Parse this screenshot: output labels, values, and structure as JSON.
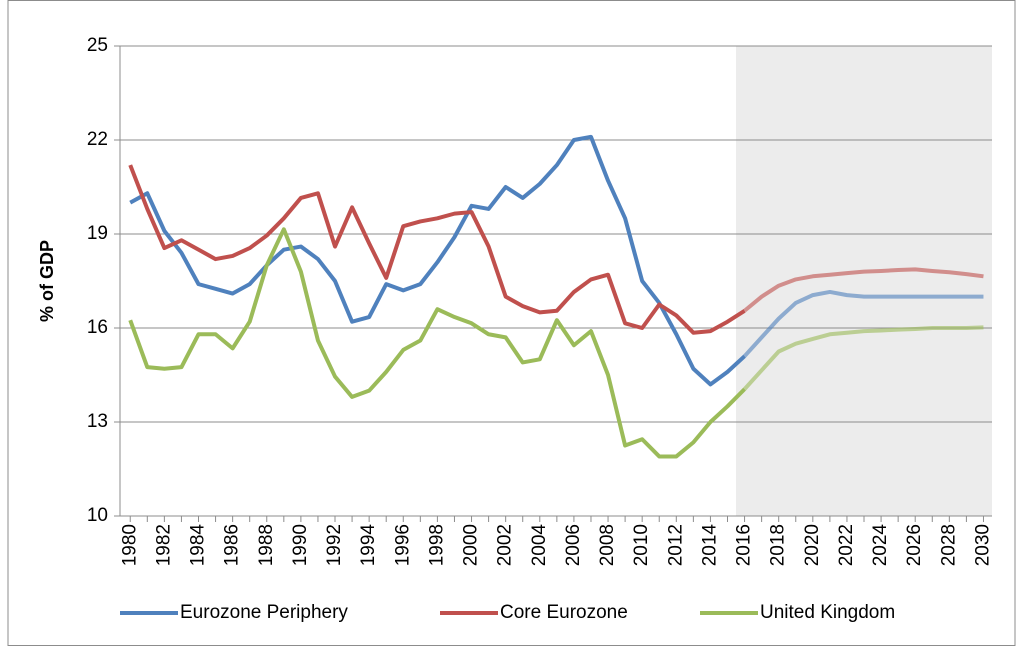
{
  "chart_data": {
    "type": "line",
    "y_label": "% of GDP",
    "x": [
      1980,
      1981,
      1982,
      1983,
      1984,
      1985,
      1986,
      1987,
      1988,
      1989,
      1990,
      1991,
      1992,
      1993,
      1994,
      1995,
      1996,
      1997,
      1998,
      1999,
      2000,
      2001,
      2002,
      2003,
      2004,
      2005,
      2006,
      2007,
      2008,
      2009,
      2010,
      2011,
      2012,
      2013,
      2014,
      2015,
      2016,
      2017,
      2018,
      2019,
      2020,
      2021,
      2022,
      2023,
      2024,
      2025,
      2026,
      2027,
      2028,
      2029,
      2030
    ],
    "xlim": [
      1979.4,
      2030.5
    ],
    "xticks": [
      1980,
      1982,
      1984,
      1986,
      1988,
      1990,
      1992,
      1994,
      1996,
      1998,
      2000,
      2002,
      2004,
      2006,
      2008,
      2010,
      2012,
      2014,
      2016,
      2018,
      2020,
      2022,
      2024,
      2026,
      2028,
      2030
    ],
    "ylim": [
      10,
      25
    ],
    "yticks": [
      10,
      13,
      16,
      19,
      22,
      25
    ],
    "grid": true,
    "forecast_start": 2016,
    "legend": "bottom",
    "series": [
      {
        "name": "Eurozone Periphery",
        "color": "#4f81bd",
        "values": [
          20.0,
          20.3,
          19.1,
          18.4,
          17.4,
          17.25,
          17.1,
          17.4,
          18.0,
          18.5,
          18.6,
          18.2,
          17.5,
          16.2,
          16.35,
          17.4,
          17.2,
          17.4,
          18.1,
          18.9,
          19.9,
          19.8,
          20.5,
          20.15,
          20.6,
          21.2,
          22.0,
          22.1,
          20.7,
          19.5,
          17.5,
          16.8,
          15.8,
          14.7,
          14.2,
          14.6,
          15.1,
          15.7,
          16.3,
          16.8,
          17.05,
          17.15,
          17.05,
          17.0,
          17.0,
          17.0,
          17.0,
          17.0,
          17.0,
          17.0,
          17.0
        ]
      },
      {
        "name": "Core Eurozone",
        "color": "#c0504d",
        "values": [
          21.2,
          19.8,
          18.55,
          18.8,
          18.5,
          18.2,
          18.3,
          18.55,
          18.95,
          19.5,
          20.15,
          20.3,
          18.6,
          19.85,
          18.7,
          17.6,
          19.25,
          19.4,
          19.5,
          19.65,
          19.7,
          18.6,
          17.0,
          16.7,
          16.5,
          16.55,
          17.15,
          17.55,
          17.7,
          16.15,
          16.0,
          16.75,
          16.4,
          15.85,
          15.9,
          16.2,
          16.55,
          17.0,
          17.35,
          17.55,
          17.65,
          17.7,
          17.75,
          17.8,
          17.82,
          17.85,
          17.87,
          17.82,
          17.78,
          17.72,
          17.65
        ]
      },
      {
        "name": "United Kingdom",
        "color": "#9bbb59",
        "values": [
          16.25,
          14.75,
          14.7,
          14.75,
          15.8,
          15.8,
          15.35,
          16.2,
          18.0,
          19.15,
          17.8,
          15.6,
          14.45,
          13.8,
          14.0,
          14.6,
          15.3,
          15.6,
          16.6,
          16.35,
          16.15,
          15.8,
          15.7,
          14.9,
          15.0,
          16.25,
          15.45,
          15.9,
          14.5,
          12.25,
          12.45,
          11.9,
          11.9,
          12.35,
          13.0,
          13.5,
          14.05,
          14.65,
          15.25,
          15.5,
          15.65,
          15.8,
          15.85,
          15.9,
          15.92,
          15.95,
          15.97,
          16.0,
          16.0,
          16.0,
          16.02
        ]
      }
    ]
  }
}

- **Brief**
Reproduce all the records verbatim, excluding images.

- **Reply**
Parse this screenshot: output labels, values, and structure as JSON.
{
  "chart_data": {
    "type": "line",
    "y_label": "% of GDP",
    "x": [
      1980,
      1981,
      1982,
      1983,
      1984,
      1985,
      1986,
      1987,
      1988,
      1989,
      1990,
      1991,
      1992,
      1993,
      1994,
      1995,
      1996,
      1997,
      1998,
      1999,
      2000,
      2001,
      2002,
      2003,
      2004,
      2005,
      2006,
      2007,
      2008,
      2009,
      2010,
      2011,
      2012,
      2013,
      2014,
      2015,
      2016,
      2017,
      2018,
      2019,
      2020,
      2021,
      2022,
      2023,
      2024,
      2025,
      2026,
      2027,
      2028,
      2029,
      2030
    ],
    "xlim": [
      1979.4,
      2030.5
    ],
    "xticks": [
      1980,
      1982,
      1984,
      1986,
      1988,
      1990,
      1992,
      1994,
      1996,
      1998,
      2000,
      2002,
      2004,
      2006,
      2008,
      2010,
      2012,
      2014,
      2016,
      2018,
      2020,
      2022,
      2024,
      2026,
      2028,
      2030
    ],
    "ylim": [
      10,
      25
    ],
    "yticks": [
      10,
      13,
      16,
      19,
      22,
      25
    ],
    "grid": true,
    "forecast_start": 2016,
    "legend": "bottom",
    "series": [
      {
        "name": "Eurozone Periphery",
        "color": "#4f81bd",
        "values": [
          20.0,
          20.3,
          19.1,
          18.4,
          17.4,
          17.25,
          17.1,
          17.4,
          18.0,
          18.5,
          18.6,
          18.2,
          17.5,
          16.2,
          16.35,
          17.4,
          17.2,
          17.4,
          18.1,
          18.9,
          19.9,
          19.8,
          20.5,
          20.15,
          20.6,
          21.2,
          22.0,
          22.1,
          20.7,
          19.5,
          17.5,
          16.8,
          15.8,
          14.7,
          14.2,
          14.6,
          15.1,
          15.7,
          16.3,
          16.8,
          17.05,
          17.15,
          17.05,
          17.0,
          17.0,
          17.0,
          17.0,
          17.0,
          17.0,
          17.0,
          17.0
        ]
      },
      {
        "name": "Core Eurozone",
        "color": "#c0504d",
        "values": [
          21.2,
          19.8,
          18.55,
          18.8,
          18.5,
          18.2,
          18.3,
          18.55,
          18.95,
          19.5,
          20.15,
          20.3,
          18.6,
          19.85,
          18.7,
          17.6,
          19.25,
          19.4,
          19.5,
          19.65,
          19.7,
          18.6,
          17.0,
          16.7,
          16.5,
          16.55,
          17.15,
          17.55,
          17.7,
          16.15,
          16.0,
          16.75,
          16.4,
          15.85,
          15.9,
          16.2,
          16.55,
          17.0,
          17.35,
          17.55,
          17.65,
          17.7,
          17.75,
          17.8,
          17.82,
          17.85,
          17.87,
          17.82,
          17.78,
          17.72,
          17.65
        ]
      },
      {
        "name": "United Kingdom",
        "color": "#9bbb59",
        "values": [
          16.25,
          14.75,
          14.7,
          14.75,
          15.8,
          15.8,
          15.35,
          16.2,
          18.0,
          19.15,
          17.8,
          15.6,
          14.45,
          13.8,
          14.0,
          14.6,
          15.3,
          15.6,
          16.6,
          16.35,
          16.15,
          15.8,
          15.7,
          14.9,
          15.0,
          16.25,
          15.45,
          15.9,
          14.5,
          12.25,
          12.45,
          11.9,
          11.9,
          12.35,
          13.0,
          13.5,
          14.05,
          14.65,
          15.25,
          15.5,
          15.65,
          15.8,
          15.85,
          15.9,
          15.92,
          15.95,
          15.97,
          16.0,
          16.0,
          16.0,
          16.02
        ]
      }
    ]
  }
}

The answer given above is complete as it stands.